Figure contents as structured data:
______________________________
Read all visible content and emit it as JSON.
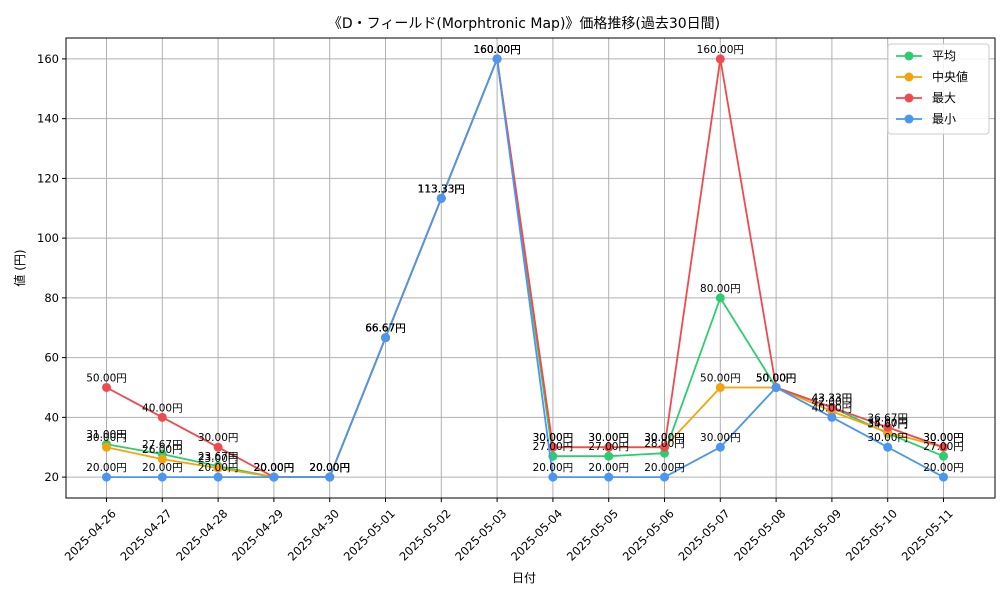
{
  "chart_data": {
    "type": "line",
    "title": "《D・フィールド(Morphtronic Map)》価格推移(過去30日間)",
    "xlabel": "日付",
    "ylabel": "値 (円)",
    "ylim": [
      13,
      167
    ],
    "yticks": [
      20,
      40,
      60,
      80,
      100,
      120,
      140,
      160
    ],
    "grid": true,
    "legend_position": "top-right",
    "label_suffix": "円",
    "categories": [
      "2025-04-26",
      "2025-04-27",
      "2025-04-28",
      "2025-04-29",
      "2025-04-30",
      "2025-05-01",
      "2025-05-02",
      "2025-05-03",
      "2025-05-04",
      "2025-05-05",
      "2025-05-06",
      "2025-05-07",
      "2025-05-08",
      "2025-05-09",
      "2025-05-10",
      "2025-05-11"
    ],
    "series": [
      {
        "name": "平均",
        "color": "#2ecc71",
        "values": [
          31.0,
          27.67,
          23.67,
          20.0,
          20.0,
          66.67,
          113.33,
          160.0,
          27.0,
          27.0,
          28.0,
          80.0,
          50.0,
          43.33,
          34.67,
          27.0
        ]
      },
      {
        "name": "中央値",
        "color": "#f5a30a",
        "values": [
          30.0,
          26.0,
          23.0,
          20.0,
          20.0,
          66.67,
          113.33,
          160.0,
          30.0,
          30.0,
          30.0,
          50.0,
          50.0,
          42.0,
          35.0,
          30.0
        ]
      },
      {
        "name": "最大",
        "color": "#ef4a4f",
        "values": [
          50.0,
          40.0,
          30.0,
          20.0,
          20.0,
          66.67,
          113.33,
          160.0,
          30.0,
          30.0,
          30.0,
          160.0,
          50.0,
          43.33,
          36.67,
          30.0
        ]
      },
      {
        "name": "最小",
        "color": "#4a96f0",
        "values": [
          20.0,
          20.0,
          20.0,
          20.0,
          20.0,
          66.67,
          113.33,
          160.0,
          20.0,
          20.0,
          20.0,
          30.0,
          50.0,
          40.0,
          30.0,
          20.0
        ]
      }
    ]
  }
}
______________________________
Exercise brief:
Find the lines containing "color" and list every one of them.

The completed task:
        "color": "#2ecc71",
        "color": "#f5a30a",
        "color": "#ef4a4f",
        "color": "#4a96f0",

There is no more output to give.